Recorded data:
⁂

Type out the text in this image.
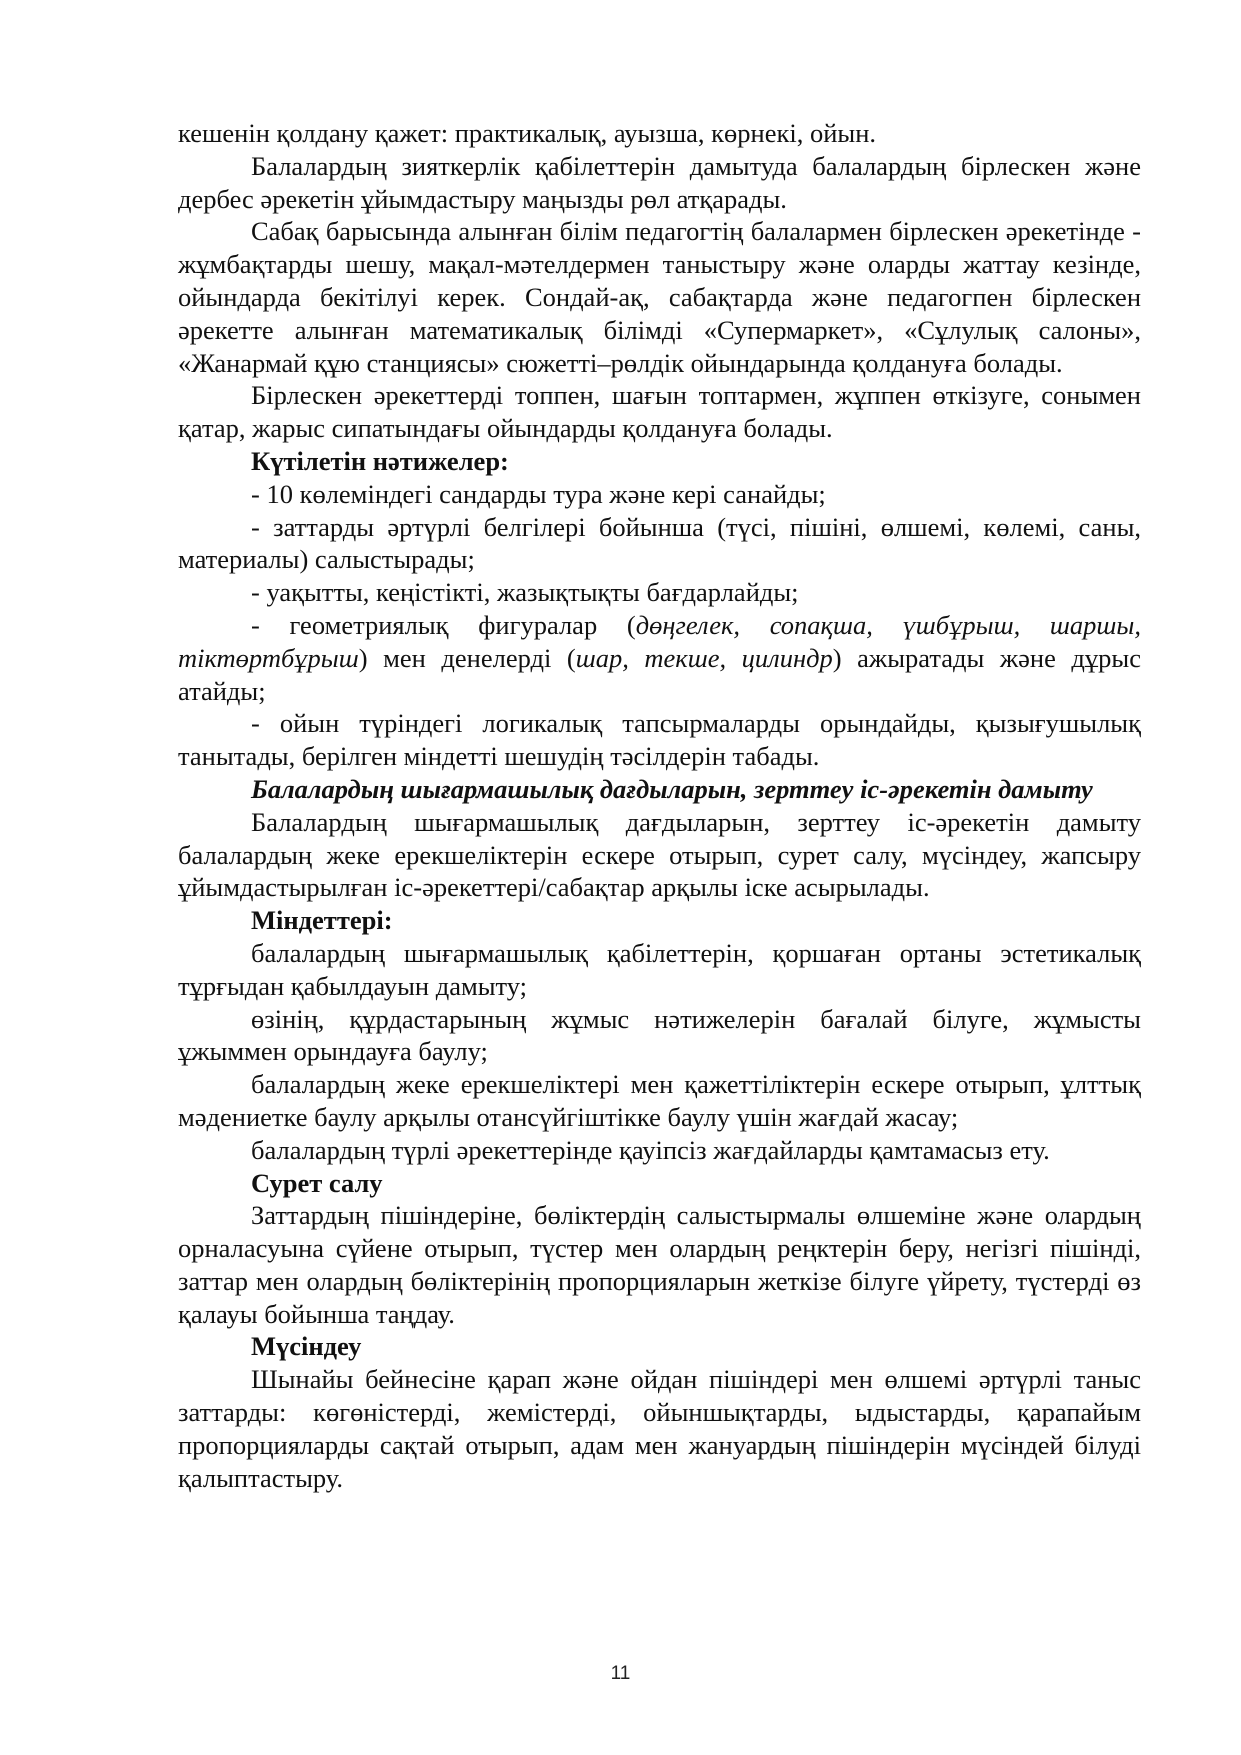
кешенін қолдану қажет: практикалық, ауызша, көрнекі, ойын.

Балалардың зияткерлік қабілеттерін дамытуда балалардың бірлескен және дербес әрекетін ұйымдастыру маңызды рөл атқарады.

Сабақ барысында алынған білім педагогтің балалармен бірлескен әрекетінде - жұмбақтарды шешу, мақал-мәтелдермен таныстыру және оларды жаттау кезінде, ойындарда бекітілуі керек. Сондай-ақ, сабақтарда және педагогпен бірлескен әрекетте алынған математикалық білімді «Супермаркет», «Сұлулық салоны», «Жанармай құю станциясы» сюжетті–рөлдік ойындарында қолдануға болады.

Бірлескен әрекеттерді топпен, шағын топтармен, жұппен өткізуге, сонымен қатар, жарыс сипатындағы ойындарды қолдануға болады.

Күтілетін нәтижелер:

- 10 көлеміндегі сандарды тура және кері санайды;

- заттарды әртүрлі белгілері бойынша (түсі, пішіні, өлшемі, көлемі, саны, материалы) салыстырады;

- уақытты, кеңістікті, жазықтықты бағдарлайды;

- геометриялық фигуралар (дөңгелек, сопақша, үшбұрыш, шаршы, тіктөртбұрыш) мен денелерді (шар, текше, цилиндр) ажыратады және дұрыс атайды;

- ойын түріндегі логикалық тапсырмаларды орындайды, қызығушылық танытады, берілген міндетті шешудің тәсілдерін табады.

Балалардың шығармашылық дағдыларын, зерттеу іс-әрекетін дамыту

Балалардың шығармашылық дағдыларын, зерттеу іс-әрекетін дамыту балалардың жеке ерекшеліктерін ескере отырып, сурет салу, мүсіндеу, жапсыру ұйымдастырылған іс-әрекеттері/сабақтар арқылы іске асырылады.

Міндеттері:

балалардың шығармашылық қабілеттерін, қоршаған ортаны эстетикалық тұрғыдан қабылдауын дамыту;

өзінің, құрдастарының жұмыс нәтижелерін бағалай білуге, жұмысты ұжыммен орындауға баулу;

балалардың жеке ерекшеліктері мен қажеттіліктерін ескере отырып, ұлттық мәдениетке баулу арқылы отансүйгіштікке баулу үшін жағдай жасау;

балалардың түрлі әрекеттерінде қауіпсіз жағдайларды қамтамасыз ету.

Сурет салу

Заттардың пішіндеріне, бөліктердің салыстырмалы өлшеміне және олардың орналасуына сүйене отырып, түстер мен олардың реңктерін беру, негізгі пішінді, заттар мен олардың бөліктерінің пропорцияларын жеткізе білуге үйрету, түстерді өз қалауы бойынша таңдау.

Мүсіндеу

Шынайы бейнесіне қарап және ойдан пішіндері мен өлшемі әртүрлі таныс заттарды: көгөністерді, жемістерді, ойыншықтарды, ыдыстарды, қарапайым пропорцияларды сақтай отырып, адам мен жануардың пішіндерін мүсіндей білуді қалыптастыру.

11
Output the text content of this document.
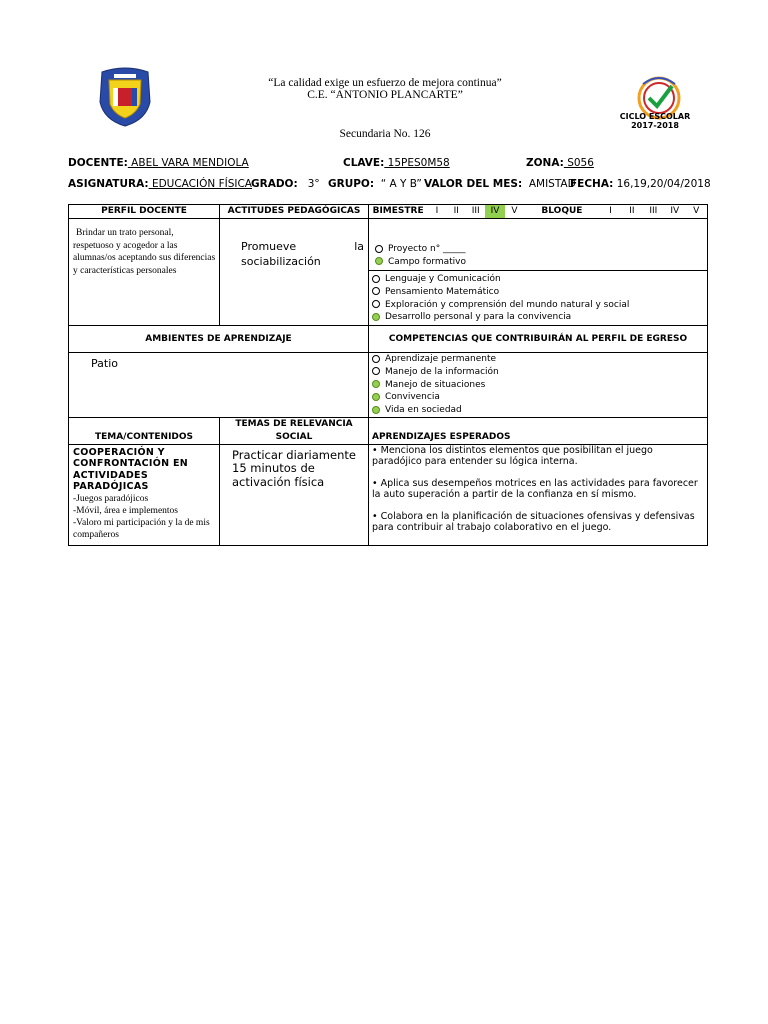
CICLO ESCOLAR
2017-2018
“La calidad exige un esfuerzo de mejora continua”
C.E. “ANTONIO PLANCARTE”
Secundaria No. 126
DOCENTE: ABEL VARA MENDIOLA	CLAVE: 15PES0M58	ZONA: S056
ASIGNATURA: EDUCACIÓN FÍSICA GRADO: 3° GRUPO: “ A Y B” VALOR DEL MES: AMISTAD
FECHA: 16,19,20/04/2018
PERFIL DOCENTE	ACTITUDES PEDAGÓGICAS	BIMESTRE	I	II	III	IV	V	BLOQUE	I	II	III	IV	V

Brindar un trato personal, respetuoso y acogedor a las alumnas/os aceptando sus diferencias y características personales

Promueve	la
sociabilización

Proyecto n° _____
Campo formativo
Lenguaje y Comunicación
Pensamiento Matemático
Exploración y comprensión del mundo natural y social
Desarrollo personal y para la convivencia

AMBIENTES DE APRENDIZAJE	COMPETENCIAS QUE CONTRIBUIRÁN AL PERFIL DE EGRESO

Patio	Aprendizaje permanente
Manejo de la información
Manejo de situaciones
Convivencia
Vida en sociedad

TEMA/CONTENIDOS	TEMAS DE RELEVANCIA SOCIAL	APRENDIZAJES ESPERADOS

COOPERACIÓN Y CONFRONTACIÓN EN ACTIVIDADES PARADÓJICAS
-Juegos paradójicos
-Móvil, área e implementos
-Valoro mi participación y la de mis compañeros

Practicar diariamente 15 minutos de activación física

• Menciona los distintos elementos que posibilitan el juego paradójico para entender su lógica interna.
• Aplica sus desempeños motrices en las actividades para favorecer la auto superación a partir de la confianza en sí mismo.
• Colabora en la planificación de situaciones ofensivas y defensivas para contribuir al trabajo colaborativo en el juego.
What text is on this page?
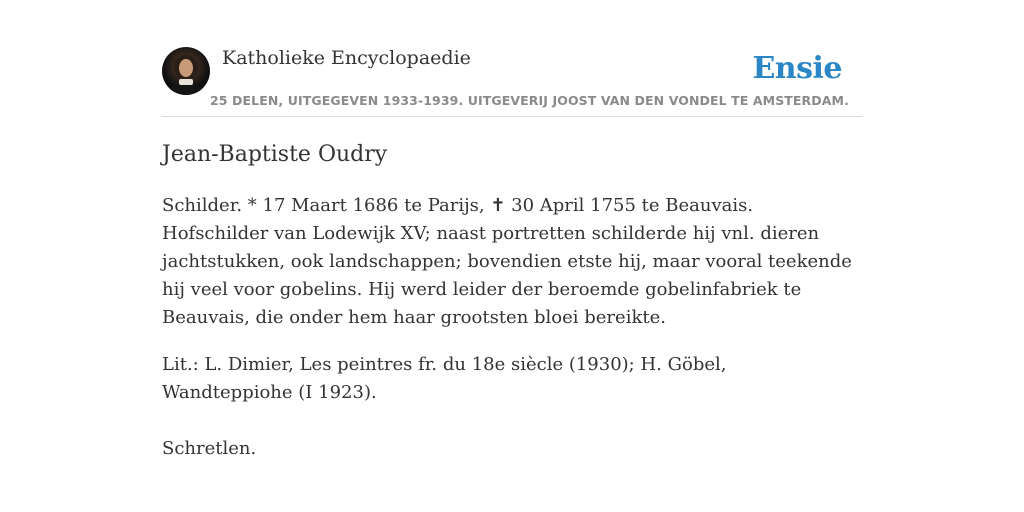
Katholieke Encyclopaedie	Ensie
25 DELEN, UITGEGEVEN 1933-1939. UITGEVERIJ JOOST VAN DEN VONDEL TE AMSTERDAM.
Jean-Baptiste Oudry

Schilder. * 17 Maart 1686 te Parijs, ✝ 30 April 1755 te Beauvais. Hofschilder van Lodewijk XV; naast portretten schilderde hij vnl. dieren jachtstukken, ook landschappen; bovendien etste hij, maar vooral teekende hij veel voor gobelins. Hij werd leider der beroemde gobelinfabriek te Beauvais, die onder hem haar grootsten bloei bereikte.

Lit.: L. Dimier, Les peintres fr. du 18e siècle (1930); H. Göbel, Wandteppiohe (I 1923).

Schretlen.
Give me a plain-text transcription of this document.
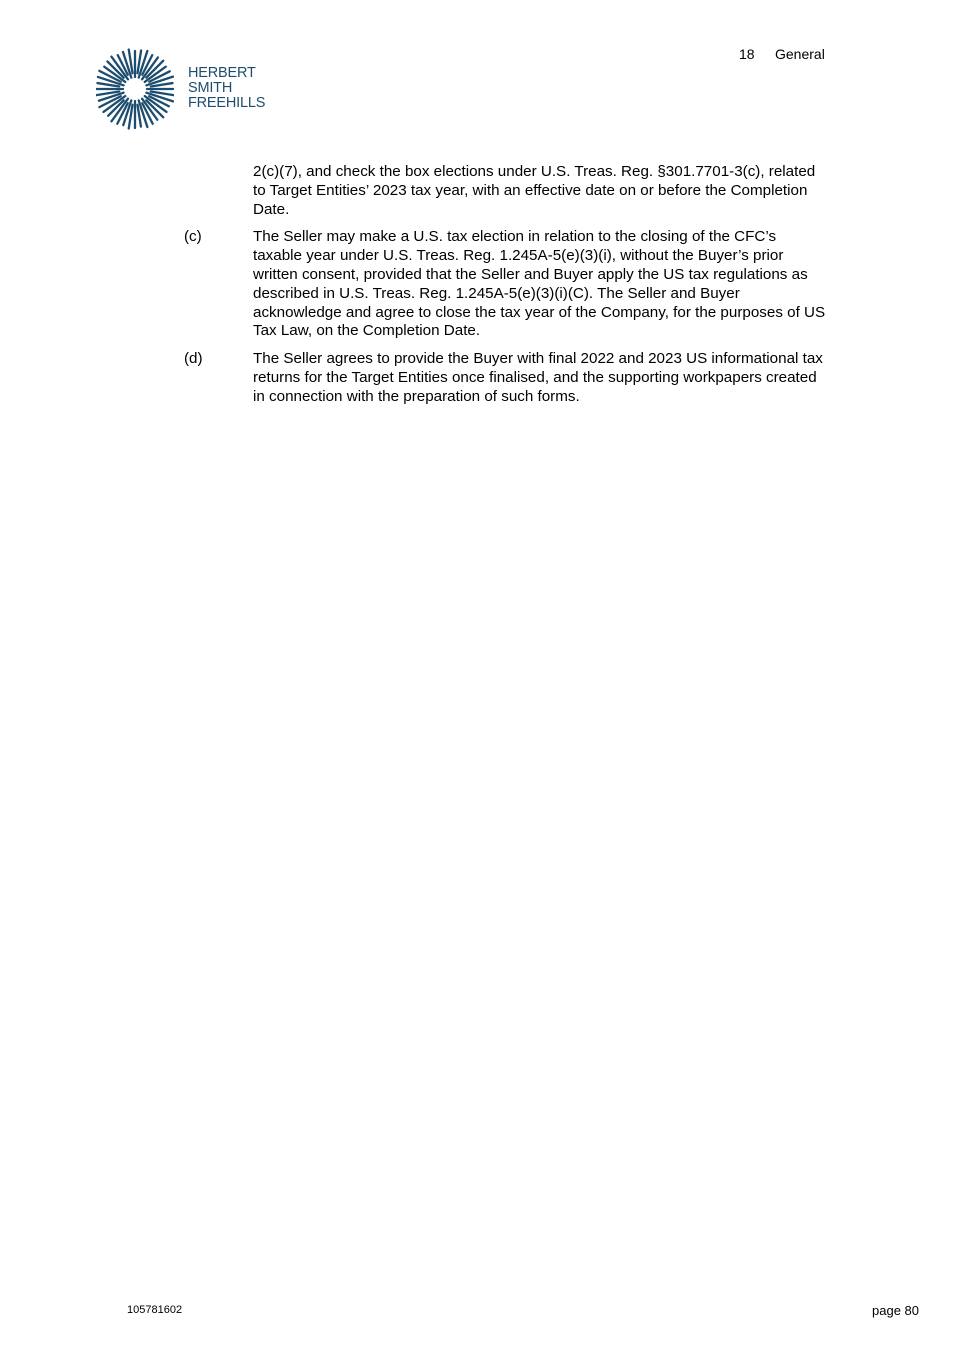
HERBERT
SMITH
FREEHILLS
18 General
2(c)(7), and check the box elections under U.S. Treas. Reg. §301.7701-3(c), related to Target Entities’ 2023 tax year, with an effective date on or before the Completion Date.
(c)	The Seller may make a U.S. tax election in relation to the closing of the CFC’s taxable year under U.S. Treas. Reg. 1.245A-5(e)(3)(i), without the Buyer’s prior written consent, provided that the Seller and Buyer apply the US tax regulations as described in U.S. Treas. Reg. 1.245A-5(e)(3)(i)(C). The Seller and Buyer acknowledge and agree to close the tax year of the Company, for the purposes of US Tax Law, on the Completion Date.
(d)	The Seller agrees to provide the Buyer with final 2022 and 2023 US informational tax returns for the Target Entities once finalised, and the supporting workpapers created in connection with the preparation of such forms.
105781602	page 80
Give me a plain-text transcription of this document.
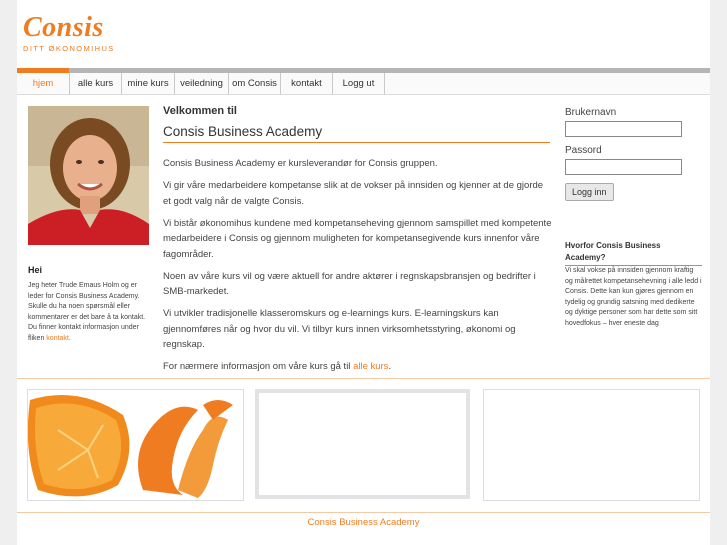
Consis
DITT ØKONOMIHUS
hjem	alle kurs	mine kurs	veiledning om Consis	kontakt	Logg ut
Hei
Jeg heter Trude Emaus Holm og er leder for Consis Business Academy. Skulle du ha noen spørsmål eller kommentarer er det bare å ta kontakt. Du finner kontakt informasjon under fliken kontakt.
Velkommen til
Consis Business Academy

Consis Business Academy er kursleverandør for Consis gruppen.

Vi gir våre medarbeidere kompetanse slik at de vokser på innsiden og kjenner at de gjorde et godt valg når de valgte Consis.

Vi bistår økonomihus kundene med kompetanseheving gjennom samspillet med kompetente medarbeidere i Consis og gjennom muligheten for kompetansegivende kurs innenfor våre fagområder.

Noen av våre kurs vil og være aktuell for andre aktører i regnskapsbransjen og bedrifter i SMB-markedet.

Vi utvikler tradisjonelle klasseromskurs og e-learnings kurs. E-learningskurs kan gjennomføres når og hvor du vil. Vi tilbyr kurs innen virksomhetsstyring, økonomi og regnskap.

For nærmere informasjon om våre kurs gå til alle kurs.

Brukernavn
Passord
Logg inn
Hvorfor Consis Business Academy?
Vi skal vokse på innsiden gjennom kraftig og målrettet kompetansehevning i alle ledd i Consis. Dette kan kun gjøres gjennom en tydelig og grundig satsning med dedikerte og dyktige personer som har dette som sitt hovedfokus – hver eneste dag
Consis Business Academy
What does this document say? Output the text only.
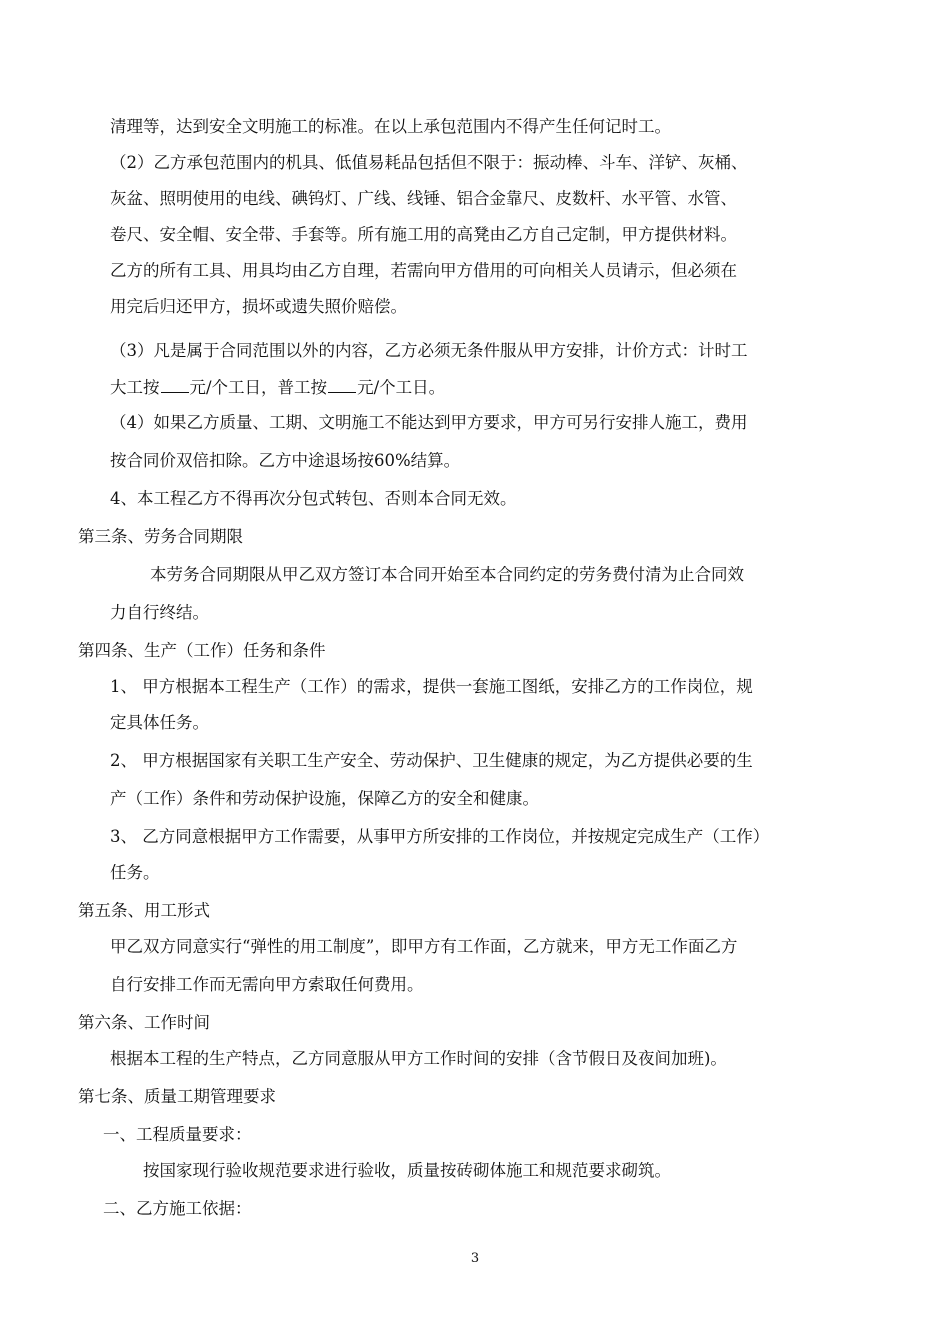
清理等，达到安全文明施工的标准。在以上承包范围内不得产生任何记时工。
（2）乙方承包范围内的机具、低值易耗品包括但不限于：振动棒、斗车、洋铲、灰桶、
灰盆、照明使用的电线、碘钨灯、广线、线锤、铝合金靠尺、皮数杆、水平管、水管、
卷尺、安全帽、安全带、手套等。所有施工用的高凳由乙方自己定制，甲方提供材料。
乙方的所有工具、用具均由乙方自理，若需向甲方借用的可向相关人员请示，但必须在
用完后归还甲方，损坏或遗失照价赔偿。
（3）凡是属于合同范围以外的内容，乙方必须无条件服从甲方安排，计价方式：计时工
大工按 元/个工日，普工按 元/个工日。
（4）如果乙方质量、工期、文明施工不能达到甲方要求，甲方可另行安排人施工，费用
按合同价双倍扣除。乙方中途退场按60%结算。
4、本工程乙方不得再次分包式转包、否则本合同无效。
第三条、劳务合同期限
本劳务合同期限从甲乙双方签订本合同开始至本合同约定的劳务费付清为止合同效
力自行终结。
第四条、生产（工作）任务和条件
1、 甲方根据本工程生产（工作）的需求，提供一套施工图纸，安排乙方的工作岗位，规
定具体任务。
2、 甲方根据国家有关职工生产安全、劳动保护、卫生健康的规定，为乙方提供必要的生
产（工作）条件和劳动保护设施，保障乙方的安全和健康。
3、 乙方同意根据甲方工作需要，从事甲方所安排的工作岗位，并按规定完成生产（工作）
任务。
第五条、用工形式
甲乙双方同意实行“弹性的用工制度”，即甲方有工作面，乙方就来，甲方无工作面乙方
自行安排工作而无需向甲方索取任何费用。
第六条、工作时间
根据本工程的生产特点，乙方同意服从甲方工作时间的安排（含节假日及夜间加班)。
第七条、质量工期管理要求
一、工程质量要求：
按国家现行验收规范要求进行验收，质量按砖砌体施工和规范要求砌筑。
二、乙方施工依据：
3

⁂

INSTRUCTIONS TO FOLLOW —
Print the lines from the one that contains "What does this" through the last line of the data, exactly and in full, and no other lines. Pictures are not part of the copy.

OUTPUT FOR THIS EXERCISE —
What does this document say? Output the text only.
清理等，达到安全文明施工的标准。在以上承包范围内不得产生任何记时工。
（2）乙方承包范围内的机具、低值易耗品包括但不限于：振动棒、斗车、洋铲、灰桶、
灰盆、照明使用的电线、碘钨灯、广线、线锤、铝合金靠尺、皮数杆、水平管、水管、
卷尺、安全帽、安全带、手套等。所有施工用的高凳由乙方自己定制，甲方提供材料。
乙方的所有工具、用具均由乙方自理，若需向甲方借用的可向相关人员请示，但必须在
用完后归还甲方，损坏或遗失照价赔偿。
（3）凡是属于合同范围以外的内容，乙方必须无条件服从甲方安排，计价方式：计时工
大工按 元/个工日，普工按 元/个工日。
（4）如果乙方质量、工期、文明施工不能达到甲方要求，甲方可另行安排人施工，费用
按合同价双倍扣除。乙方中途退场按60%结算。
4、本工程乙方不得再次分包式转包、否则本合同无效。
第三条、劳务合同期限
本劳务合同期限从甲乙双方签订本合同开始至本合同约定的劳务费付清为止合同效
力自行终结。
第四条、生产（工作）任务和条件
1、 甲方根据本工程生产（工作）的需求，提供一套施工图纸，安排乙方的工作岗位，规
定具体任务。
2、 甲方根据国家有关职工生产安全、劳动保护、卫生健康的规定，为乙方提供必要的生
产（工作）条件和劳动保护设施，保障乙方的安全和健康。
3、 乙方同意根据甲方工作需要，从事甲方所安排的工作岗位，并按规定完成生产（工作）
任务。
第五条、用工形式
甲乙双方同意实行“弹性的用工制度”，即甲方有工作面，乙方就来，甲方无工作面乙方
自行安排工作而无需向甲方索取任何费用。
第六条、工作时间
根据本工程的生产特点，乙方同意服从甲方工作时间的安排（含节假日及夜间加班)。
第七条、质量工期管理要求
一、工程质量要求：
按国家现行验收规范要求进行验收，质量按砖砌体施工和规范要求砌筑。
二、乙方施工依据：
3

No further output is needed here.